◆ Exercise task
Reproduce the entries word for word, and omit any picture you find in them.

◆ Supplied entries
━━━━━━━━━━━━━━━━
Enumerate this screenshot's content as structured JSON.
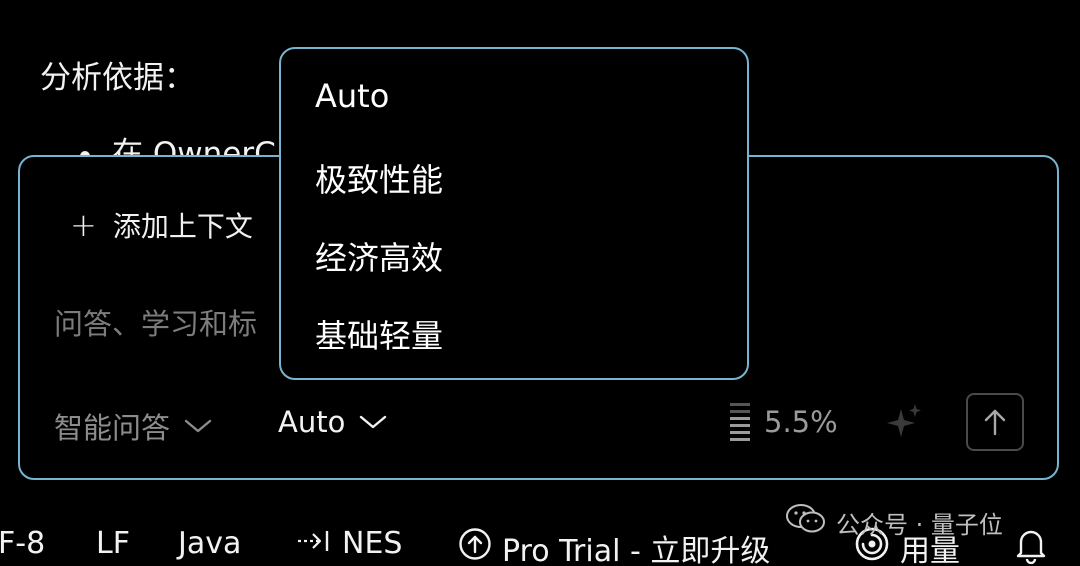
{
  "background": {
    "heading": "分析依据：",
    "bullet_text": "在 OwnerC                                     orm 方法内部通"
  },
  "chat_panel": {
    "add_context_label": "添加上下文",
    "input_placeholder": "问答、学习和标",
    "mode_selector_label": "智能问答",
    "model_selector_label": "Auto",
    "context_usage": "5.5%"
  },
  "model_dropdown": {
    "options": [
      "Auto",
      "极致性能",
      "经济高效",
      "基础轻量"
    ]
  },
  "status_bar": {
    "encoding": "F-8",
    "line_ending": "LF",
    "language": "Java",
    "nes_label": "NES",
    "pro_trial_label": "Pro Trial - 立即升级",
    "usage_label": "用量"
  },
  "watermark": {
    "text": "公众号 · 量子位"
  },
  "colors": {
    "accent_border": "#78b4cf",
    "background": "#000000",
    "text_primary": "#ffffff",
    "text_muted": "#7c7c7c"
  }
}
━━━━━━━━━━━━━━━━
◆ Output for this task
Enumerate this screenshot's content as structured JSON.
{
  "background": {
    "heading": "分析依据：",
    "bullet_text": "在 OwnerC                                     orm 方法内部通"
  },
  "chat_panel": {
    "add_context_label": "添加上下文",
    "input_placeholder": "问答、学习和标",
    "mode_selector_label": "智能问答",
    "model_selector_label": "Auto",
    "context_usage": "5.5%"
  },
  "model_dropdown": {
    "options": [
      "Auto",
      "极致性能",
      "经济高效",
      "基础轻量"
    ]
  },
  "status_bar": {
    "encoding": "F-8",
    "line_ending": "LF",
    "language": "Java",
    "nes_label": "NES",
    "pro_trial_label": "Pro Trial - 立即升级",
    "usage_label": "用量"
  },
  "watermark": {
    "text": "公众号 · 量子位"
  },
  "colors": {
    "accent_border": "#78b4cf",
    "background": "#000000",
    "text_primary": "#ffffff",
    "text_muted": "#7c7c7c"
  }
}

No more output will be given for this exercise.